[SOURCE RECORDS Boundary: Start]
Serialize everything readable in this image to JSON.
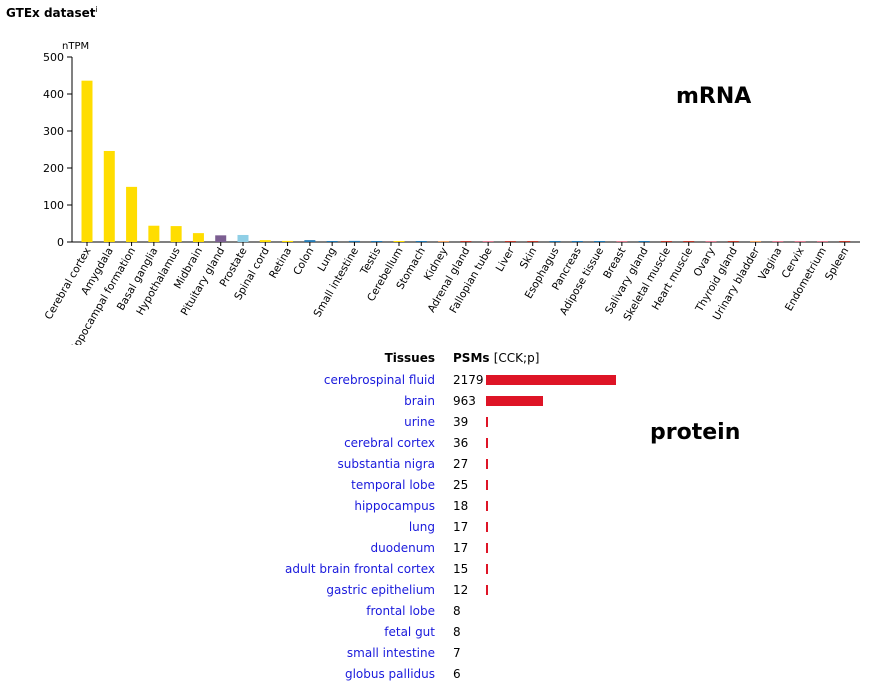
{
  "header": {
    "title": "GTEx dataset",
    "info_marker": "i"
  },
  "labels": {
    "mrna": "mRNA",
    "protein": "protein"
  },
  "chart_data": [
    {
      "type": "bar",
      "ylabel": "nTPM",
      "ylim": [
        0,
        500
      ],
      "yticks": [
        0,
        100,
        200,
        300,
        400,
        500
      ],
      "grid": false,
      "categories": [
        "Cerebral cortex",
        "Amygdala",
        "Hippocampal formation",
        "Basal ganglia",
        "Hypothalamus",
        "Midbrain",
        "Pituitary gland",
        "Prostate",
        "Spinal cord",
        "Retina",
        "Colon",
        "Lung",
        "Small intestine",
        "Testis",
        "Cerebellum",
        "Stomach",
        "Kidney",
        "Adrenal gland",
        "Fallopian tube",
        "Liver",
        "Skin",
        "Esophagus",
        "Pancreas",
        "Adipose tissue",
        "Breast",
        "Salivary gland",
        "Skeletal muscle",
        "Heart muscle",
        "Ovary",
        "Thyroid gland",
        "Urinary bladder",
        "Vagina",
        "Cervix",
        "Endometrium",
        "Spleen"
      ],
      "values": [
        436,
        246,
        149,
        44,
        43,
        24,
        18,
        19,
        5,
        3,
        5,
        2,
        3,
        2,
        1,
        2,
        1,
        1,
        0.5,
        0.5,
        0.5,
        0.5,
        0.5,
        0.5,
        0.5,
        0.5,
        0.5,
        0.5,
        0.5,
        0.5,
        0.5,
        0.5,
        0.5,
        0.5,
        0.5
      ],
      "colors": [
        "#ffdd00",
        "#ffdd00",
        "#ffdd00",
        "#ffdd00",
        "#ffdd00",
        "#ffdd00",
        "#7b5e91",
        "#8fcfe6",
        "#ffdd00",
        "#ffdd00",
        "#1f78b4",
        "#1f78b4",
        "#1f78b4",
        "#1f78b4",
        "#ffdd00",
        "#1f78b4",
        "#f4a460",
        "#c0392b",
        "#e07a8f",
        "#c0392b",
        "#c0392b",
        "#1f78b4",
        "#1f78b4",
        "#1f78b4",
        "#e07a8f",
        "#1f78b4",
        "#c0392b",
        "#c0392b",
        "#e07a8f",
        "#c0392b",
        "#f4a460",
        "#e07a8f",
        "#e07a8f",
        "#e07a8f",
        "#c0392b"
      ]
    },
    {
      "type": "table",
      "columns": {
        "tissue": "Tissues",
        "psm": "PSMs",
        "psm_unit": "[CCK;p]"
      },
      "max_psm": 2179,
      "rows": [
        {
          "tissue": "cerebrospinal fluid",
          "psm": "2179"
        },
        {
          "tissue": "brain",
          "psm": "963"
        },
        {
          "tissue": "urine",
          "psm": "39"
        },
        {
          "tissue": "cerebral cortex",
          "psm": "36"
        },
        {
          "tissue": "substantia nigra",
          "psm": "27"
        },
        {
          "tissue": "temporal lobe",
          "psm": "25"
        },
        {
          "tissue": "hippocampus",
          "psm": "18"
        },
        {
          "tissue": "lung",
          "psm": "17"
        },
        {
          "tissue": "duodenum",
          "psm": "17"
        },
        {
          "tissue": "adult brain frontal cortex",
          "psm": "15"
        },
        {
          "tissue": "gastric epithelium",
          "psm": "12"
        },
        {
          "tissue": "frontal lobe",
          "psm": "8"
        },
        {
          "tissue": "fetal gut",
          "psm": "8"
        },
        {
          "tissue": "small intestine",
          "psm": "7"
        },
        {
          "tissue": "globus pallidus",
          "psm": "6"
        }
      ],
      "bar_color": "#de1426",
      "link_color": "#1a1adc"
    }
  ]
}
[SOURCE RECORDS Boundary: End]
# EXERCISE GOAL
What is needed is a verbatim copy of the material, minus its pictures.

# ANSWER BOX
Serialize everything readable in this image to JSON.
{
  "header": {
    "title": "GTEx dataset",
    "info_marker": "i"
  },
  "labels": {
    "mrna": "mRNA",
    "protein": "protein"
  },
  "chart_data": [
    {
      "type": "bar",
      "ylabel": "nTPM",
      "ylim": [
        0,
        500
      ],
      "yticks": [
        0,
        100,
        200,
        300,
        400,
        500
      ],
      "grid": false,
      "categories": [
        "Cerebral cortex",
        "Amygdala",
        "Hippocampal formation",
        "Basal ganglia",
        "Hypothalamus",
        "Midbrain",
        "Pituitary gland",
        "Prostate",
        "Spinal cord",
        "Retina",
        "Colon",
        "Lung",
        "Small intestine",
        "Testis",
        "Cerebellum",
        "Stomach",
        "Kidney",
        "Adrenal gland",
        "Fallopian tube",
        "Liver",
        "Skin",
        "Esophagus",
        "Pancreas",
        "Adipose tissue",
        "Breast",
        "Salivary gland",
        "Skeletal muscle",
        "Heart muscle",
        "Ovary",
        "Thyroid gland",
        "Urinary bladder",
        "Vagina",
        "Cervix",
        "Endometrium",
        "Spleen"
      ],
      "values": [
        436,
        246,
        149,
        44,
        43,
        24,
        18,
        19,
        5,
        3,
        5,
        2,
        3,
        2,
        1,
        2,
        1,
        1,
        0.5,
        0.5,
        0.5,
        0.5,
        0.5,
        0.5,
        0.5,
        0.5,
        0.5,
        0.5,
        0.5,
        0.5,
        0.5,
        0.5,
        0.5,
        0.5,
        0.5
      ],
      "colors": [
        "#ffdd00",
        "#ffdd00",
        "#ffdd00",
        "#ffdd00",
        "#ffdd00",
        "#ffdd00",
        "#7b5e91",
        "#8fcfe6",
        "#ffdd00",
        "#ffdd00",
        "#1f78b4",
        "#1f78b4",
        "#1f78b4",
        "#1f78b4",
        "#ffdd00",
        "#1f78b4",
        "#f4a460",
        "#c0392b",
        "#e07a8f",
        "#c0392b",
        "#c0392b",
        "#1f78b4",
        "#1f78b4",
        "#1f78b4",
        "#e07a8f",
        "#1f78b4",
        "#c0392b",
        "#c0392b",
        "#e07a8f",
        "#c0392b",
        "#f4a460",
        "#e07a8f",
        "#e07a8f",
        "#e07a8f",
        "#c0392b"
      ]
    },
    {
      "type": "table",
      "columns": {
        "tissue": "Tissues",
        "psm": "PSMs",
        "psm_unit": "[CCK;p]"
      },
      "max_psm": 2179,
      "rows": [
        {
          "tissue": "cerebrospinal fluid",
          "psm": "2179"
        },
        {
          "tissue": "brain",
          "psm": "963"
        },
        {
          "tissue": "urine",
          "psm": "39"
        },
        {
          "tissue": "cerebral cortex",
          "psm": "36"
        },
        {
          "tissue": "substantia nigra",
          "psm": "27"
        },
        {
          "tissue": "temporal lobe",
          "psm": "25"
        },
        {
          "tissue": "hippocampus",
          "psm": "18"
        },
        {
          "tissue": "lung",
          "psm": "17"
        },
        {
          "tissue": "duodenum",
          "psm": "17"
        },
        {
          "tissue": "adult brain frontal cortex",
          "psm": "15"
        },
        {
          "tissue": "gastric epithelium",
          "psm": "12"
        },
        {
          "tissue": "frontal lobe",
          "psm": "8"
        },
        {
          "tissue": "fetal gut",
          "psm": "8"
        },
        {
          "tissue": "small intestine",
          "psm": "7"
        },
        {
          "tissue": "globus pallidus",
          "psm": "6"
        }
      ],
      "bar_color": "#de1426",
      "link_color": "#1a1adc"
    }
  ]
}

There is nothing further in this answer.